- Task:
Omit the pictures and output every entry below exactly as written.

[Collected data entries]
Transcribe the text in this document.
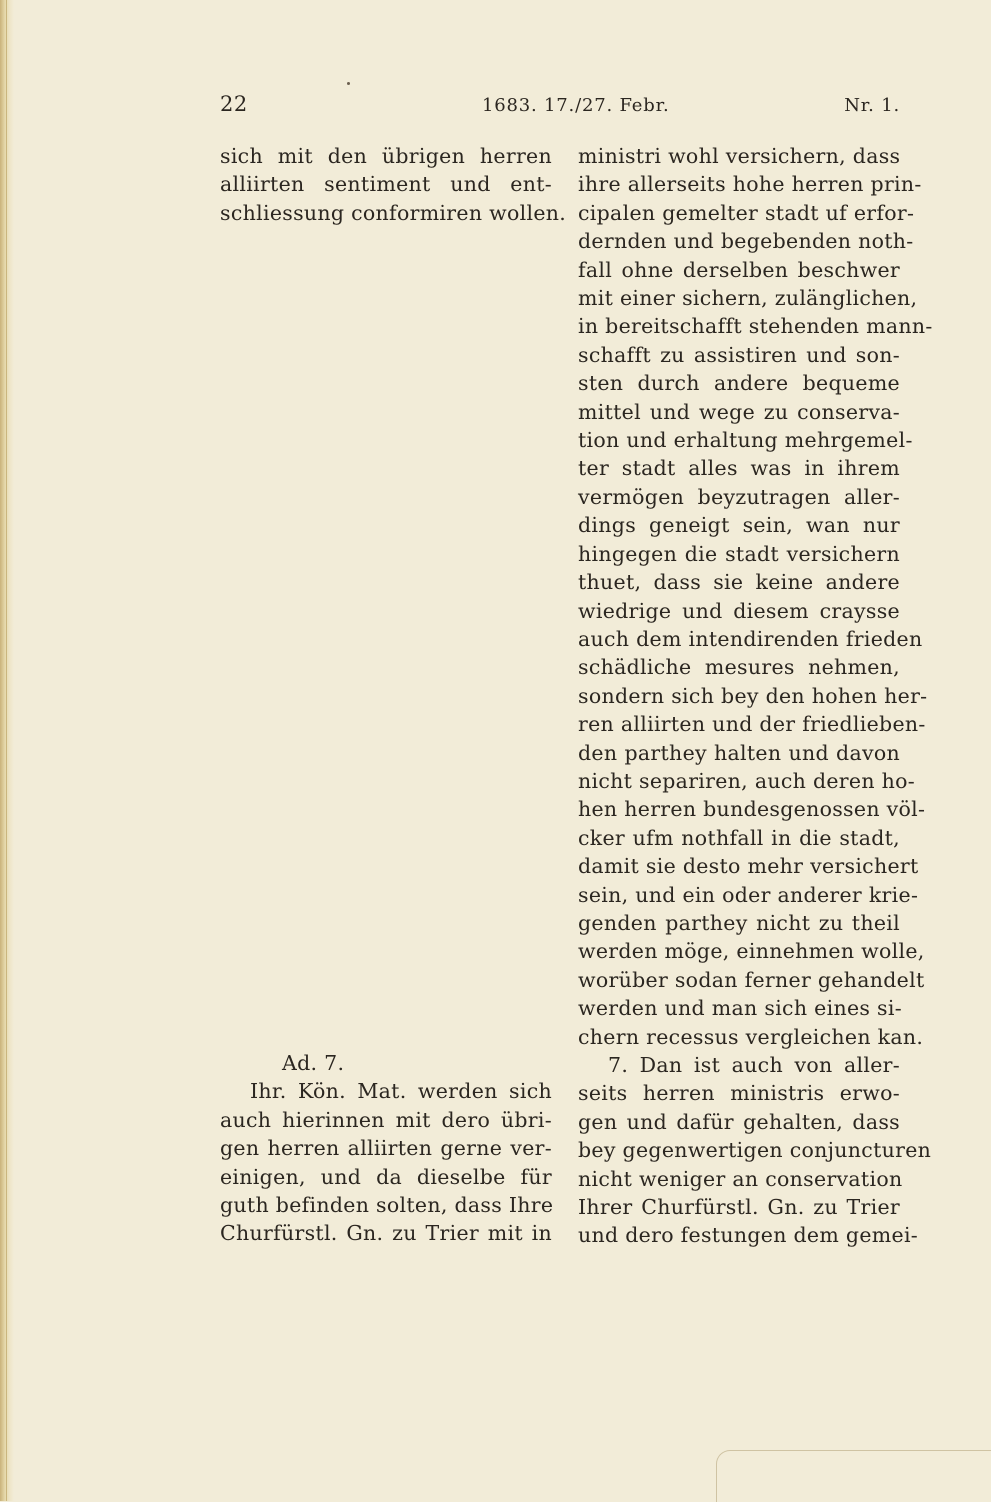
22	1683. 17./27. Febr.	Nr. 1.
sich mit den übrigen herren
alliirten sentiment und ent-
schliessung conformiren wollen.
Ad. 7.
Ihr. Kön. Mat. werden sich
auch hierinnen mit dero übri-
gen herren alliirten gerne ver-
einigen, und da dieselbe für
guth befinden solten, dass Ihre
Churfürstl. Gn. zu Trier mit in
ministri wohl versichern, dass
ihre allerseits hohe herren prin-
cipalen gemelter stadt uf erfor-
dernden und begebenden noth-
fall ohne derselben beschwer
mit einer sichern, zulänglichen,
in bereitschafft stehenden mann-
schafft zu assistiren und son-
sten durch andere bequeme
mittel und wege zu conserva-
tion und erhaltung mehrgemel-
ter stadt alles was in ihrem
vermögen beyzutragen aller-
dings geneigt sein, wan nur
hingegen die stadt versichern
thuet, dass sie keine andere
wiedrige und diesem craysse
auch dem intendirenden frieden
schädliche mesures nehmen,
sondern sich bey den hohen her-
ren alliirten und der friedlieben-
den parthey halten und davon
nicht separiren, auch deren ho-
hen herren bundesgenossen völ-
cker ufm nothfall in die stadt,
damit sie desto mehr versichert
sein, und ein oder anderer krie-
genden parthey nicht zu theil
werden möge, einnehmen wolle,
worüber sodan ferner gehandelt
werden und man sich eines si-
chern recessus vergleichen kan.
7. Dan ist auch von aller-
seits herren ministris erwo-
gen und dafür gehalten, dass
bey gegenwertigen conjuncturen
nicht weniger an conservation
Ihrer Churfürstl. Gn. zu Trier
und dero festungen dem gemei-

- Solution:
Transcribe the text in this document.
22	1683. 17./27. Febr.	Nr. 1.
sich mit den übrigen herren
alliirten sentiment und ent-
schliessung conformiren wollen.
Ad. 7.
Ihr. Kön. Mat. werden sich
auch hierinnen mit dero übri-
gen herren alliirten gerne ver-
einigen, und da dieselbe für
guth befinden solten, dass Ihre
Churfürstl. Gn. zu Trier mit in
ministri wohl versichern, dass
ihre allerseits hohe herren prin-
cipalen gemelter stadt uf erfor-
dernden und begebenden noth-
fall ohne derselben beschwer
mit einer sichern, zulänglichen,
in bereitschafft stehenden mann-
schafft zu assistiren und son-
sten durch andere bequeme
mittel und wege zu conserva-
tion und erhaltung mehrgemel-
ter stadt alles was in ihrem
vermögen beyzutragen aller-
dings geneigt sein, wan nur
hingegen die stadt versichern
thuet, dass sie keine andere
wiedrige und diesem craysse
auch dem intendirenden frieden
schädliche mesures nehmen,
sondern sich bey den hohen her-
ren alliirten und der friedlieben-
den parthey halten und davon
nicht separiren, auch deren ho-
hen herren bundesgenossen völ-
cker ufm nothfall in die stadt,
damit sie desto mehr versichert
sein, und ein oder anderer krie-
genden parthey nicht zu theil
werden möge, einnehmen wolle,
worüber sodan ferner gehandelt
werden und man sich eines si-
chern recessus vergleichen kan.
7. Dan ist auch von aller-
seits herren ministris erwo-
gen und dafür gehalten, dass
bey gegenwertigen conjuncturen
nicht weniger an conservation
Ihrer Churfürstl. Gn. zu Trier
und dero festungen dem gemei-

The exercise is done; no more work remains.